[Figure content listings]
****

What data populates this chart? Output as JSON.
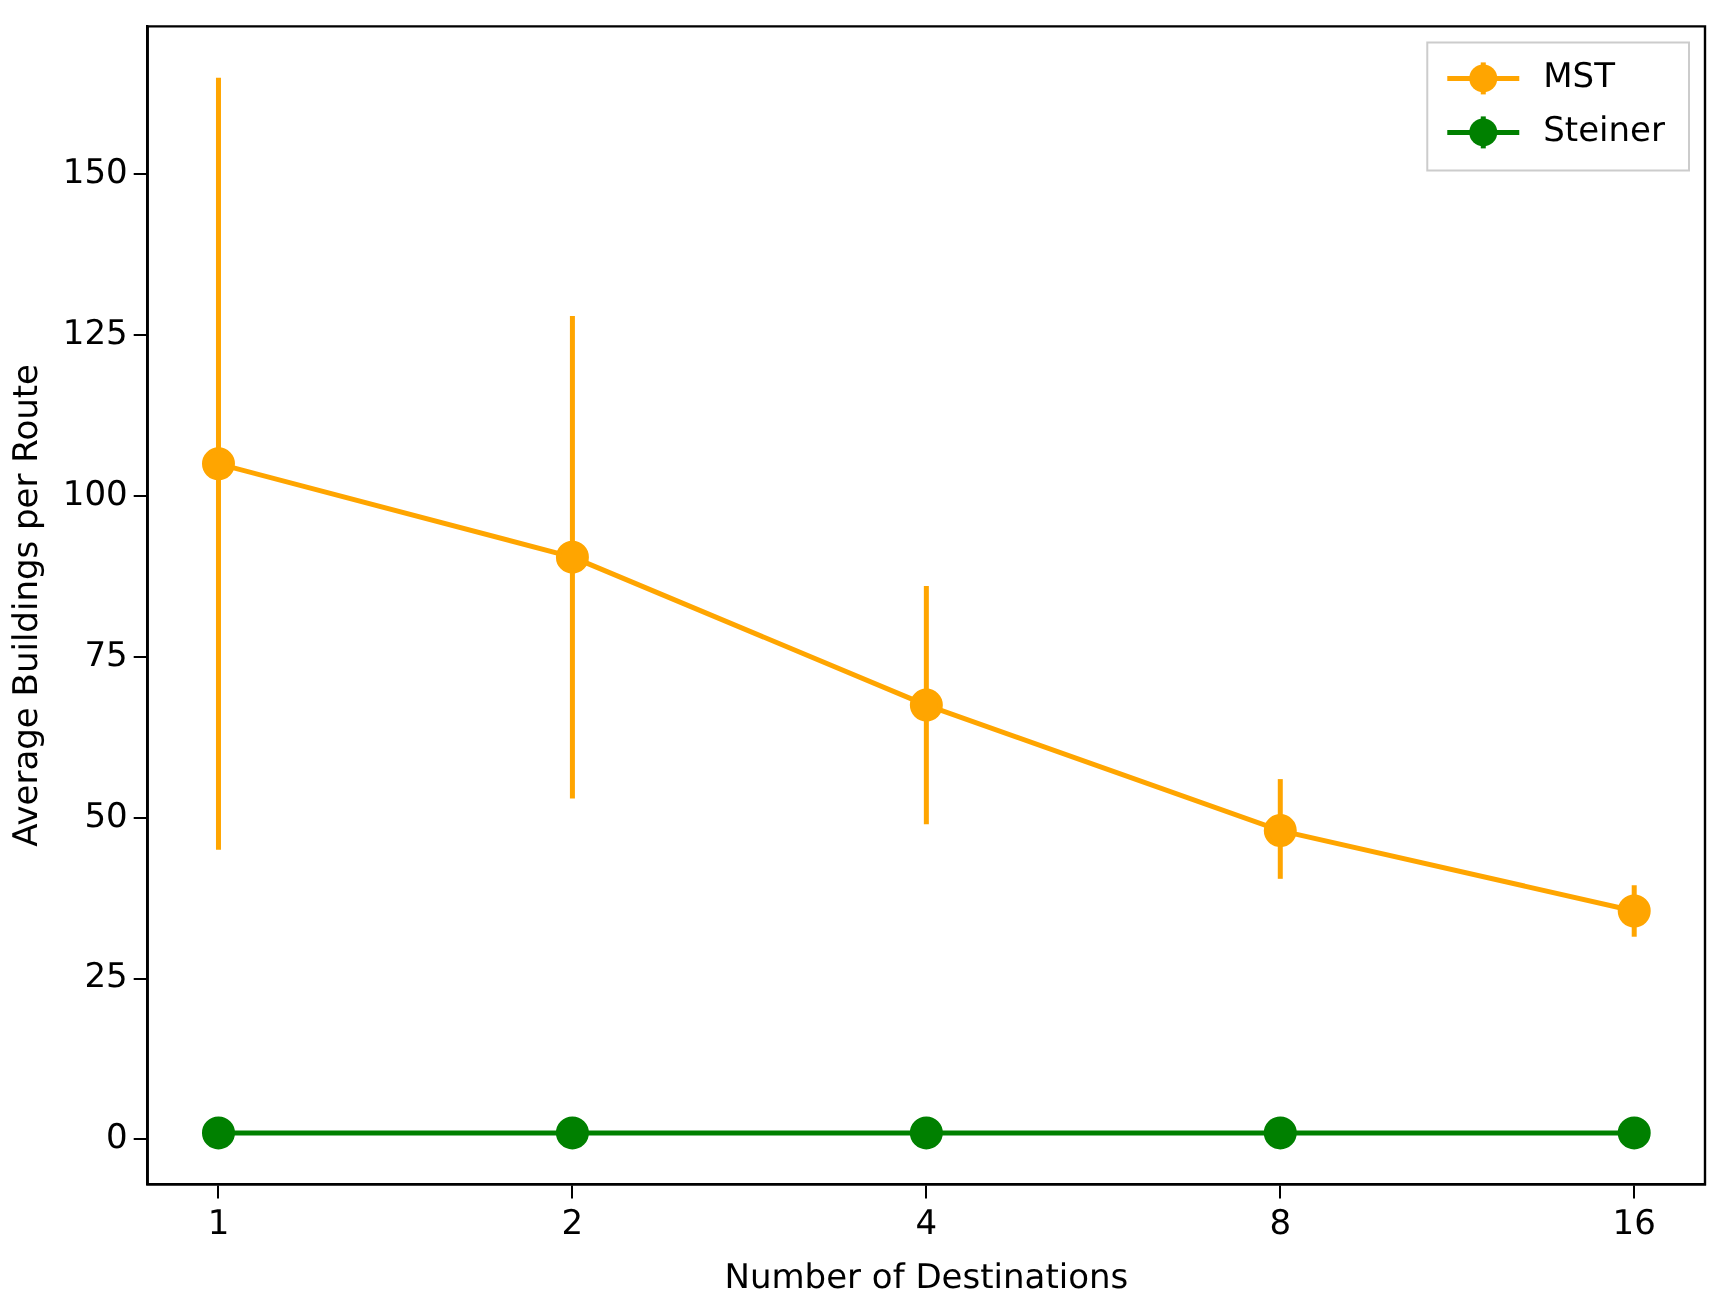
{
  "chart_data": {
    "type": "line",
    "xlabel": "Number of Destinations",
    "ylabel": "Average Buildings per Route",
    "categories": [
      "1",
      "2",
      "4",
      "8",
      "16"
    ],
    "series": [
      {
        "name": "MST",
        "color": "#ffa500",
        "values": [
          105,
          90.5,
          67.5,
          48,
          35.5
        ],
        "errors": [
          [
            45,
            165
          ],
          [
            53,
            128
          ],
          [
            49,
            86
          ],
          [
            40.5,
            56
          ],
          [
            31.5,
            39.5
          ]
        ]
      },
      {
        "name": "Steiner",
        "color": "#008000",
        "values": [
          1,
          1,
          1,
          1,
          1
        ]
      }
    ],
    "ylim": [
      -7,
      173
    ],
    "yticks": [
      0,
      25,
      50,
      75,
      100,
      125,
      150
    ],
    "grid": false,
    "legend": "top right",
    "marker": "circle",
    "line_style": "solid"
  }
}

****

Problem to solve = Repeat the data exactly in full, omitting its pictures.

Full answer =
What data populates this chart? Output as JSON.
{
  "chart_data": {
    "type": "line",
    "xlabel": "Number of Destinations",
    "ylabel": "Average Buildings per Route",
    "categories": [
      "1",
      "2",
      "4",
      "8",
      "16"
    ],
    "series": [
      {
        "name": "MST",
        "color": "#ffa500",
        "values": [
          105,
          90.5,
          67.5,
          48,
          35.5
        ],
        "errors": [
          [
            45,
            165
          ],
          [
            53,
            128
          ],
          [
            49,
            86
          ],
          [
            40.5,
            56
          ],
          [
            31.5,
            39.5
          ]
        ]
      },
      {
        "name": "Steiner",
        "color": "#008000",
        "values": [
          1,
          1,
          1,
          1,
          1
        ]
      }
    ],
    "ylim": [
      -7,
      173
    ],
    "yticks": [
      0,
      25,
      50,
      75,
      100,
      125,
      150
    ],
    "grid": false,
    "legend": "top right",
    "marker": "circle",
    "line_style": "solid"
  }
}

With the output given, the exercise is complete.